● Input for this task:
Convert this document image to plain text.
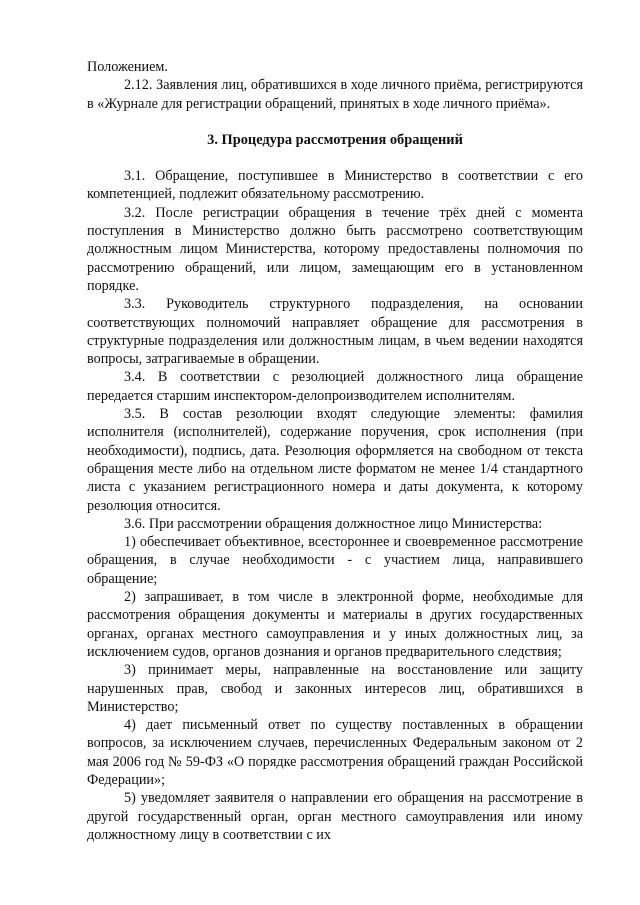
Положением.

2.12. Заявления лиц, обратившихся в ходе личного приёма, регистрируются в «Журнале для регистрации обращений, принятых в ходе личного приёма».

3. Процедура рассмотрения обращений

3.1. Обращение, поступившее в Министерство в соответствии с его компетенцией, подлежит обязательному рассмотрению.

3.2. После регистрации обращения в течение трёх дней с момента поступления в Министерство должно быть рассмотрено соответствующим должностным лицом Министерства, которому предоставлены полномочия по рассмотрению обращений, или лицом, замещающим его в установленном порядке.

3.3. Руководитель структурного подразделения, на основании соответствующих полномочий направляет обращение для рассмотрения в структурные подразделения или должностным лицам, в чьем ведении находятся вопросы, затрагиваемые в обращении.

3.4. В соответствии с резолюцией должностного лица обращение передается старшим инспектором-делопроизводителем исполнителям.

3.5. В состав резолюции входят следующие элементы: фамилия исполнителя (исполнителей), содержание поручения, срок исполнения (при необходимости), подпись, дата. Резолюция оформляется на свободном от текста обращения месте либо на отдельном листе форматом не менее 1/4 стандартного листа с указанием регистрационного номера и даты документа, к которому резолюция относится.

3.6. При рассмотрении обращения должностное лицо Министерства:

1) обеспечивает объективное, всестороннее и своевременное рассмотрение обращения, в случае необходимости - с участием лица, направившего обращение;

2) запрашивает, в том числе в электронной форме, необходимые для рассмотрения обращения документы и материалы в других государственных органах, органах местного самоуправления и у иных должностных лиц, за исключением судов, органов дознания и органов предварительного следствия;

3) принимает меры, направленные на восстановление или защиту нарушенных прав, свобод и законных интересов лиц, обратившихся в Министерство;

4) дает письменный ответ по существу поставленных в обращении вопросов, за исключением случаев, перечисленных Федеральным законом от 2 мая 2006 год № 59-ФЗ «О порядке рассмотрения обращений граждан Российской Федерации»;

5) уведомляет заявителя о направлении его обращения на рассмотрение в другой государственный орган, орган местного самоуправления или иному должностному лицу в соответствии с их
==
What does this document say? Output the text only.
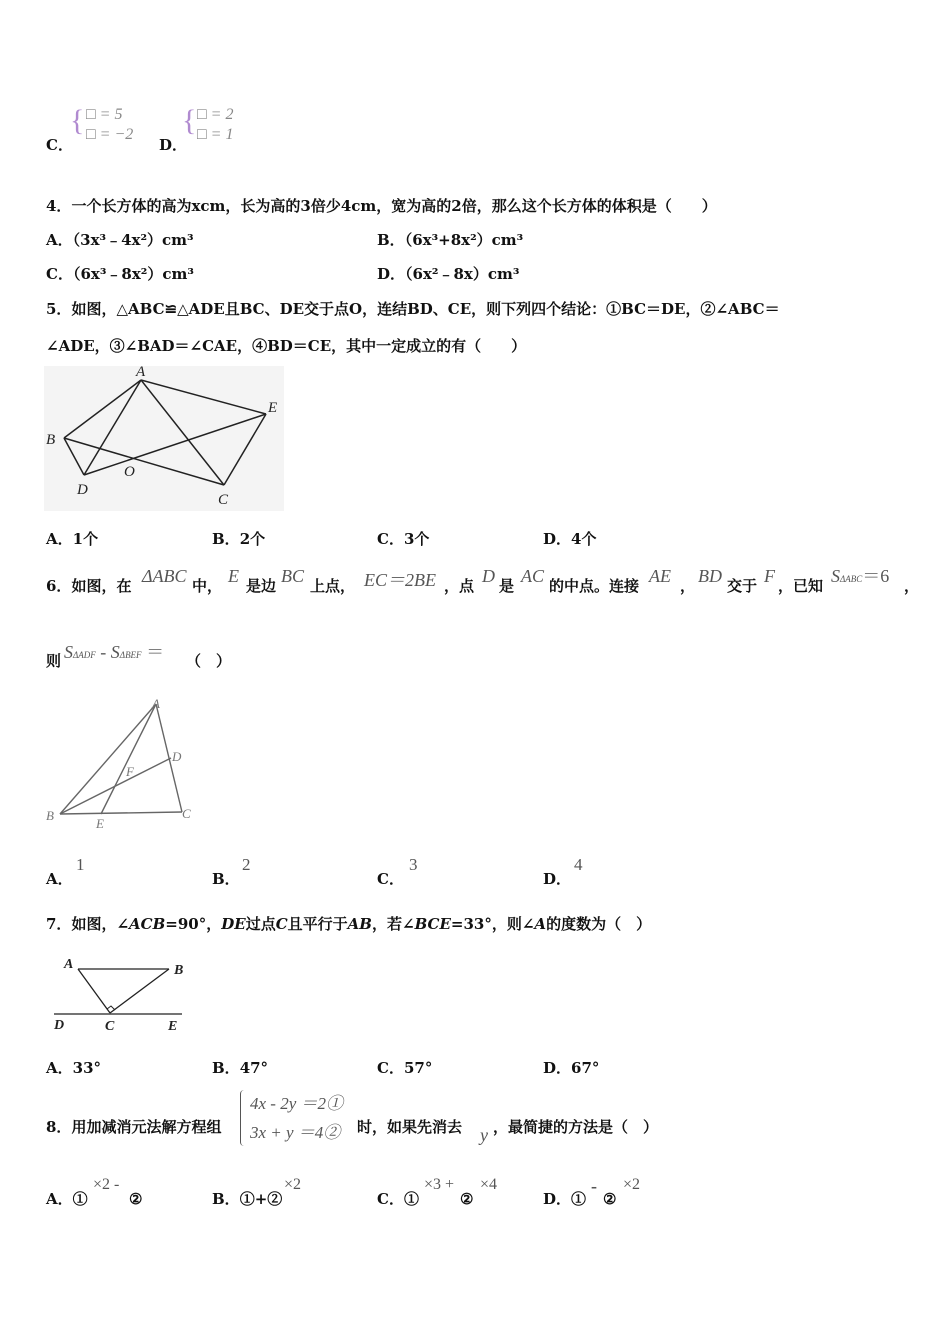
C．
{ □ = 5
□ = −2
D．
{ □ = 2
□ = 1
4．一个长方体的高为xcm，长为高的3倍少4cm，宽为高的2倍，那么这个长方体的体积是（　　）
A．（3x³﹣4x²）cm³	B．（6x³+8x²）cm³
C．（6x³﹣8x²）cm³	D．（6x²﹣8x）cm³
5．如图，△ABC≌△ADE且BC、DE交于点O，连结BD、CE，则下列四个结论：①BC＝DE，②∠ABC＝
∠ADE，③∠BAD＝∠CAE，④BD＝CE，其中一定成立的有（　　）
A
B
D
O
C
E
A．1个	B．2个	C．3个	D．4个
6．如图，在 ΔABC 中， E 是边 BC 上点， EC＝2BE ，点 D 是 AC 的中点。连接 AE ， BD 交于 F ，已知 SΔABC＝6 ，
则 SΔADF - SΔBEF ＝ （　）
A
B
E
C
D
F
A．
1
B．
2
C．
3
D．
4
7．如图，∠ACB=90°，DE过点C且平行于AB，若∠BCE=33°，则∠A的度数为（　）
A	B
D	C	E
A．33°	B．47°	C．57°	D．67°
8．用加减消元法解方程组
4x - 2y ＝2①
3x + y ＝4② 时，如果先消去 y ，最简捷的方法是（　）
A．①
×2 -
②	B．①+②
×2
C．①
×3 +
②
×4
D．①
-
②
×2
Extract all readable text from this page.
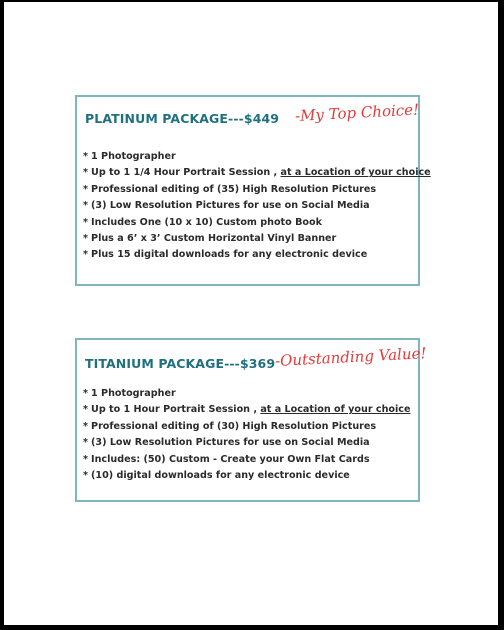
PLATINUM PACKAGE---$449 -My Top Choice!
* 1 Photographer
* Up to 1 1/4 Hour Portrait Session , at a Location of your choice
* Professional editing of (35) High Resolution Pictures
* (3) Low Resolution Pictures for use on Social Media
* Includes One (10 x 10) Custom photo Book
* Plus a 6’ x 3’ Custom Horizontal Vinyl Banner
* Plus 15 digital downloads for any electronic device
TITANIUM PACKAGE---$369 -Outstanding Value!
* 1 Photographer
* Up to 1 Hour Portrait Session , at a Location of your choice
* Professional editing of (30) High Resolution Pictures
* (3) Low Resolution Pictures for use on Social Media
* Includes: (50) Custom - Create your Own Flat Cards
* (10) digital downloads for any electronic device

● Request:
Find each line holding "исключением". Copy it out.

● Answer to the exercise:
2) запрашивает, в том числе в электронной форме, необходимые для рассмотрения обращения документы и материалы в других государственных органах, органах местного самоуправления и у иных должностных лиц, за исключением судов, органов дознания и органов предварительного следствия;
4) дает письменный ответ по существу поставленных в обращении вопросов, за исключением случаев, перечисленных Федеральным законом от 2 мая 2006 год № 59-ФЗ «О порядке рассмотрения обращений граждан Российской Федерации»;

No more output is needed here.